>>
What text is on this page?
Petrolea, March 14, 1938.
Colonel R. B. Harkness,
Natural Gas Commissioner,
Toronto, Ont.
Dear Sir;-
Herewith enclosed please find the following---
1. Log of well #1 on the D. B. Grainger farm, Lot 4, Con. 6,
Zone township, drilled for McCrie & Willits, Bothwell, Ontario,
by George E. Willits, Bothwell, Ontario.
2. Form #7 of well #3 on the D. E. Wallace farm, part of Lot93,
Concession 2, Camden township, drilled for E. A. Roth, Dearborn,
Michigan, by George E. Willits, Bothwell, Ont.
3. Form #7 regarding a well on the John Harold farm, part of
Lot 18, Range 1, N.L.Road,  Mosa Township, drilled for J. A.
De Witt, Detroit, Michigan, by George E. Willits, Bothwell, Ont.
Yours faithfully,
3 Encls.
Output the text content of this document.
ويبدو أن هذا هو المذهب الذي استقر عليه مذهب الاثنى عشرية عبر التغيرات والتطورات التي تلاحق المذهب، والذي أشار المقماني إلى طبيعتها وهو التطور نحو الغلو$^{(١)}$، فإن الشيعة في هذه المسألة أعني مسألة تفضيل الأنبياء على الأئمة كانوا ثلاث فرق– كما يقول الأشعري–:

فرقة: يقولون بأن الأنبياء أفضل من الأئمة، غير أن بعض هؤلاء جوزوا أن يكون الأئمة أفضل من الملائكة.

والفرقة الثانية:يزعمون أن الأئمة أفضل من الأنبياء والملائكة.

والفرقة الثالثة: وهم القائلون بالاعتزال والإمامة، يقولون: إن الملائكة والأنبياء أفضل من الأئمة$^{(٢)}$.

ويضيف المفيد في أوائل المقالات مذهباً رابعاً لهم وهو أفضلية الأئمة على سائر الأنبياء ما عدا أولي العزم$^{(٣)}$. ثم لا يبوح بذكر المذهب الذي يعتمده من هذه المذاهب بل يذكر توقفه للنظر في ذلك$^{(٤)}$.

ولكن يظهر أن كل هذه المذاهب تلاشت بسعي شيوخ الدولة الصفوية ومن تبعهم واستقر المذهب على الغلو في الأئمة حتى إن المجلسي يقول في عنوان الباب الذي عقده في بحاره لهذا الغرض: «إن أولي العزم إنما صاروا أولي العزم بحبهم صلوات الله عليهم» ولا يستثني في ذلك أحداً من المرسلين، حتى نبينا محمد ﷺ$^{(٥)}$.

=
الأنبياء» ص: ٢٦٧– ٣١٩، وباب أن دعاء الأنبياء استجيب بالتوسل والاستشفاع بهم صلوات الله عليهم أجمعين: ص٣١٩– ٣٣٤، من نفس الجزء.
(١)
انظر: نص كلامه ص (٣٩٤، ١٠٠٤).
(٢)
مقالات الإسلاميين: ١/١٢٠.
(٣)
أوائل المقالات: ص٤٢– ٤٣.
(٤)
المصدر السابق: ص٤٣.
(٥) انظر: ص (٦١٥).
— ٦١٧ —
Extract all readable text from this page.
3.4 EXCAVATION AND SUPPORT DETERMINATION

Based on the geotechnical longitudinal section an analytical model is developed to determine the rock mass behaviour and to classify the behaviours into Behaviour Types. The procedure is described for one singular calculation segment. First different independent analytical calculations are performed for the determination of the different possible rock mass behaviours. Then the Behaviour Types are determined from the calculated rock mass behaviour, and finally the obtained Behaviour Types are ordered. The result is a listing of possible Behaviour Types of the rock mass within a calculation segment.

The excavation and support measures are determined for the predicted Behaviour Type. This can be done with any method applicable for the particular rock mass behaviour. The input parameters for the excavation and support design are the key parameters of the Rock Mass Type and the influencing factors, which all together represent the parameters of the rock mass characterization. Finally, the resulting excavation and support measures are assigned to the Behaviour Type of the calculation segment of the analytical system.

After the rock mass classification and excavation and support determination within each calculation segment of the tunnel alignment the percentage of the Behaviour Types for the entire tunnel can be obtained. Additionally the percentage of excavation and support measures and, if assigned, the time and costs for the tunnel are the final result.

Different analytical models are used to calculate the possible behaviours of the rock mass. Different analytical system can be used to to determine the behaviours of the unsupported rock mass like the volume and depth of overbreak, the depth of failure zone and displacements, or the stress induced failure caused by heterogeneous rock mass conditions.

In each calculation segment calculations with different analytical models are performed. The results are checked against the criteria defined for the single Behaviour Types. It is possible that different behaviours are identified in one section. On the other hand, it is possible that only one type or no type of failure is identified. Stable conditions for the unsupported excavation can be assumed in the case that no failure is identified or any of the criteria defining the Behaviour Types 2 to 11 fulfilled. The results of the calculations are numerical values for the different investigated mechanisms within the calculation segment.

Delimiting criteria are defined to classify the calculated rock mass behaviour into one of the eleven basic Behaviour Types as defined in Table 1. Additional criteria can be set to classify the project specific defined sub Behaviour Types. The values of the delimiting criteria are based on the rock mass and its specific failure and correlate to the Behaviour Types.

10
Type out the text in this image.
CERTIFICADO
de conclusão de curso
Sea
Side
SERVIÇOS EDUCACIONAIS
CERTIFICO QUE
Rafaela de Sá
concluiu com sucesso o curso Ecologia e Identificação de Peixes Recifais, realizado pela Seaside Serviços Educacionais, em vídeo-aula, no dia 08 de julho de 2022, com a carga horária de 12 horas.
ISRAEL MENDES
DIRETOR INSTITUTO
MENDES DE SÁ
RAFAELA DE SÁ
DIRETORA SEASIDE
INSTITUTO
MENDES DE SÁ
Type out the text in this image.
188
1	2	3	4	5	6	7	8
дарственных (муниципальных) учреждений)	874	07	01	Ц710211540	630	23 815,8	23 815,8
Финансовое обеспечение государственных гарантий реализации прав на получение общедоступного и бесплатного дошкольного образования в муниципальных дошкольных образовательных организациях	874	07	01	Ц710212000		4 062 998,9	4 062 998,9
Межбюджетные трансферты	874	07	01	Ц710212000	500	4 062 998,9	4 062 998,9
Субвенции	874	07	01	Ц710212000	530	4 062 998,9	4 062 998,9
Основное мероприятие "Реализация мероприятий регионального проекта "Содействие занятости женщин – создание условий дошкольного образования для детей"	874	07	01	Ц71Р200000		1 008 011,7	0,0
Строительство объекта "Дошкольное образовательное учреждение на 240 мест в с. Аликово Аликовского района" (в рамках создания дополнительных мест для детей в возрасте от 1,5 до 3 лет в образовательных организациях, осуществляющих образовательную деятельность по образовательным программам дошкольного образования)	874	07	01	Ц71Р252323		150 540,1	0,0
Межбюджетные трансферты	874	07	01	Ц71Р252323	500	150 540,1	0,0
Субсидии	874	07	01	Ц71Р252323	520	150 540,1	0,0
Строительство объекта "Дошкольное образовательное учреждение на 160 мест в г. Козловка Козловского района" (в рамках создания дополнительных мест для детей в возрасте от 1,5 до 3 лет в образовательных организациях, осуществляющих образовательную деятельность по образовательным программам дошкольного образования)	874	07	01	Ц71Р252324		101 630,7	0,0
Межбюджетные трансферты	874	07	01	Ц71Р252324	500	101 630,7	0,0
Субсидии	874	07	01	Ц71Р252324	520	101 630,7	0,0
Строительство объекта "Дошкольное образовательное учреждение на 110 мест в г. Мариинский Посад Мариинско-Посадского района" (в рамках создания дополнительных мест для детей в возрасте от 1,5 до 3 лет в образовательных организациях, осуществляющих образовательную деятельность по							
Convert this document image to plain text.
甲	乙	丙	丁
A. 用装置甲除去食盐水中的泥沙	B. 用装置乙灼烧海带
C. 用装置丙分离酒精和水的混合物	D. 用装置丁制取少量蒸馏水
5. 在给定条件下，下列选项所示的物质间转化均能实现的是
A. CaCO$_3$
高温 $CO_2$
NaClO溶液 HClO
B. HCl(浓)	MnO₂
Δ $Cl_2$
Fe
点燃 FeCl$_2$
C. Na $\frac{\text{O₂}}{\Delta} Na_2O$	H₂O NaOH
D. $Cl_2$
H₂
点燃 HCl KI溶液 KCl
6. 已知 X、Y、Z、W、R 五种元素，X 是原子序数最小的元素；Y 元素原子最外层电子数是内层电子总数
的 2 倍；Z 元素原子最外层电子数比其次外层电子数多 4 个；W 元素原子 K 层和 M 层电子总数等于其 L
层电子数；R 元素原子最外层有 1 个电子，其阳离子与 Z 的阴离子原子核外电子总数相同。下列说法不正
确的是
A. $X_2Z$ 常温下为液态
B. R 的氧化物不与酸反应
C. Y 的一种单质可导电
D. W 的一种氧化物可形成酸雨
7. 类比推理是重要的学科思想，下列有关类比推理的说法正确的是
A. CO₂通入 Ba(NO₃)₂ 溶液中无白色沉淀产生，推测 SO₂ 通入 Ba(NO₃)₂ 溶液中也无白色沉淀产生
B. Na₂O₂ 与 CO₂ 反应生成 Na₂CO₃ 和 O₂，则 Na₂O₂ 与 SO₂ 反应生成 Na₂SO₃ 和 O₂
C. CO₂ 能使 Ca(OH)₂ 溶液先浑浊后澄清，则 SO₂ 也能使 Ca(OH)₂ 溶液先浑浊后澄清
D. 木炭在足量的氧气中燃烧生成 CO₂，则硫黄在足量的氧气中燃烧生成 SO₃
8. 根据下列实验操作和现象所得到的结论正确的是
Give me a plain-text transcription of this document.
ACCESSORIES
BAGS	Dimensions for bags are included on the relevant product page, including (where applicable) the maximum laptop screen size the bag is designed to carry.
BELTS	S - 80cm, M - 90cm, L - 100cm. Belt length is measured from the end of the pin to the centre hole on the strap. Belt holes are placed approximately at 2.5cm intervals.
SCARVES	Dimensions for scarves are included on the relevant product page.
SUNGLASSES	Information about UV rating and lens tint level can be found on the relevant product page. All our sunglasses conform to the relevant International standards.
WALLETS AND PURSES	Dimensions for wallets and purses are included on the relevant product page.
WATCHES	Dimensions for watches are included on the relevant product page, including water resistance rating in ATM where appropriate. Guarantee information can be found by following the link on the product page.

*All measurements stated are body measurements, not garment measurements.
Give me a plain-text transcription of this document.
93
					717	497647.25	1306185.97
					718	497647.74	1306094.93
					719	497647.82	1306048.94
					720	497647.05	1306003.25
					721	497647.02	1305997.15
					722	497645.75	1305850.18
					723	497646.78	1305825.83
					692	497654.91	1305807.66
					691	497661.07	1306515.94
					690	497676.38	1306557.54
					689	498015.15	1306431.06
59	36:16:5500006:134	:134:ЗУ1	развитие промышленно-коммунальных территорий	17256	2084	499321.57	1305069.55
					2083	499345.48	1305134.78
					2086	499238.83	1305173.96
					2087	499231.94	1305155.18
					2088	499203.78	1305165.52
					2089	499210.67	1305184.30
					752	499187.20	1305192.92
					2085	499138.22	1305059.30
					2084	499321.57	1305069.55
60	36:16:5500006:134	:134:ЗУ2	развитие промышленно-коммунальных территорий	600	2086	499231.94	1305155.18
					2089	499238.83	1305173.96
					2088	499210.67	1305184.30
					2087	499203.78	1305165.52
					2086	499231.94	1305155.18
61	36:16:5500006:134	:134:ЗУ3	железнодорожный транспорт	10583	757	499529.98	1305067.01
<<
**Exercise aim**
Provide the number of lines in the entries that include "calculations", and no other text.

**Full response**
2